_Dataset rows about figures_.
· · ·
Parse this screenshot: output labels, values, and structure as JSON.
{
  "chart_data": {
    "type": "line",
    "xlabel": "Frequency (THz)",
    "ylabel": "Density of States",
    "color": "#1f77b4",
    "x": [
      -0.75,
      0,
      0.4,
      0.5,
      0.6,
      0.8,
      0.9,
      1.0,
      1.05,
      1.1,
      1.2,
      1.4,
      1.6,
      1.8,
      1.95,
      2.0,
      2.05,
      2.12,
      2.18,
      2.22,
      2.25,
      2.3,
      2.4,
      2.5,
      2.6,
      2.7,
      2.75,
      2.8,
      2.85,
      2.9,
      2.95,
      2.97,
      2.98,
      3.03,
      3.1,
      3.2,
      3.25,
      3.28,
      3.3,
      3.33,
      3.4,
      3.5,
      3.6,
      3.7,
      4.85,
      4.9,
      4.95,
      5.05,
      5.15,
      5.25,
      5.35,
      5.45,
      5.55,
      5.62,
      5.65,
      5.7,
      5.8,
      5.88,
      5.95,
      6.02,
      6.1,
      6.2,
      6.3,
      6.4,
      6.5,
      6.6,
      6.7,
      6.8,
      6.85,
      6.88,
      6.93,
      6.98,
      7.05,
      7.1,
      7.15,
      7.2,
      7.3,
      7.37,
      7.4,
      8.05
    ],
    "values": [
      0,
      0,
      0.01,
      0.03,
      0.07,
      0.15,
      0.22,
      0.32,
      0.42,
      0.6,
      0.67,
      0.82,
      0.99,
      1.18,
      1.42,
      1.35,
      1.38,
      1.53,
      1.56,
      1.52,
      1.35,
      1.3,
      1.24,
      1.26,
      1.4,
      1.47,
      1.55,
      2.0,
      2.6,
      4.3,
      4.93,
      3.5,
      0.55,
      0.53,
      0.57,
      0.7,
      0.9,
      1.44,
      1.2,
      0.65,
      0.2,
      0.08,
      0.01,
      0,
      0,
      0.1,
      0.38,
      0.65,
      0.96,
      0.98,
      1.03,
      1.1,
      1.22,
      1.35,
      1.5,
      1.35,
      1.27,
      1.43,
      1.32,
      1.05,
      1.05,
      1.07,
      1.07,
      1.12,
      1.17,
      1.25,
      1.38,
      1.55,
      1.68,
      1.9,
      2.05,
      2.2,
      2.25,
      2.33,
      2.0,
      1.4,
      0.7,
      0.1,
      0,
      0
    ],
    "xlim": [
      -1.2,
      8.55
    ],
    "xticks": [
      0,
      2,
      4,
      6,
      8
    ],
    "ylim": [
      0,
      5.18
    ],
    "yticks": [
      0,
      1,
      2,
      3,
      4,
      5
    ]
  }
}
· · ·
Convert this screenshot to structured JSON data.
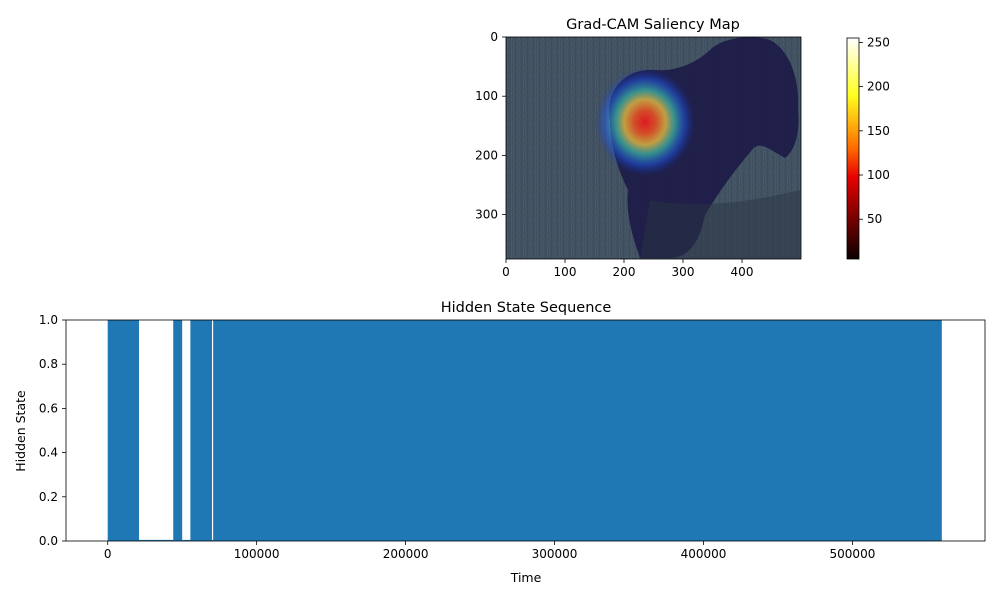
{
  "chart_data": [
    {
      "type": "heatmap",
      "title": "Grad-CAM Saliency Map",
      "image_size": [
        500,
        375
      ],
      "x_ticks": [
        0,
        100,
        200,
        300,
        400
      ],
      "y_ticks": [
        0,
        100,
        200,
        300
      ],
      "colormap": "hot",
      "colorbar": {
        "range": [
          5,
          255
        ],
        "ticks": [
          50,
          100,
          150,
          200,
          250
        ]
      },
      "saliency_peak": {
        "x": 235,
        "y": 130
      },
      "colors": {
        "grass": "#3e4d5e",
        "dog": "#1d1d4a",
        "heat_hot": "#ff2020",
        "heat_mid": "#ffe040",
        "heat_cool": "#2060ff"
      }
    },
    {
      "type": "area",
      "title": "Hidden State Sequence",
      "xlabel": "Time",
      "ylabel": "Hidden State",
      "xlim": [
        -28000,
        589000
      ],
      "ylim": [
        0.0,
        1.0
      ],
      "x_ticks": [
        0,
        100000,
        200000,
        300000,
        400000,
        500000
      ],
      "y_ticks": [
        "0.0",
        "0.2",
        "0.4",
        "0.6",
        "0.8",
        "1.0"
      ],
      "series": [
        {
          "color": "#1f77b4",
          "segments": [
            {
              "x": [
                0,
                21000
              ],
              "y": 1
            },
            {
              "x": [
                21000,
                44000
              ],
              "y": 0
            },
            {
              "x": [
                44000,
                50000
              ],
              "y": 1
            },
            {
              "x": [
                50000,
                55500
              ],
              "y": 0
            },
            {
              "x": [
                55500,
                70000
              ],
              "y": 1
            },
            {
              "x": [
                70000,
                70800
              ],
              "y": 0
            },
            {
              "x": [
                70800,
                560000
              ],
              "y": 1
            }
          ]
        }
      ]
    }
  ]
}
· · ·
_WHAT YOU SHOULD DO_. Find every line containing the word "values", then give the total and nothing more.

_RESPONSE TO THE EXERCISE_. 2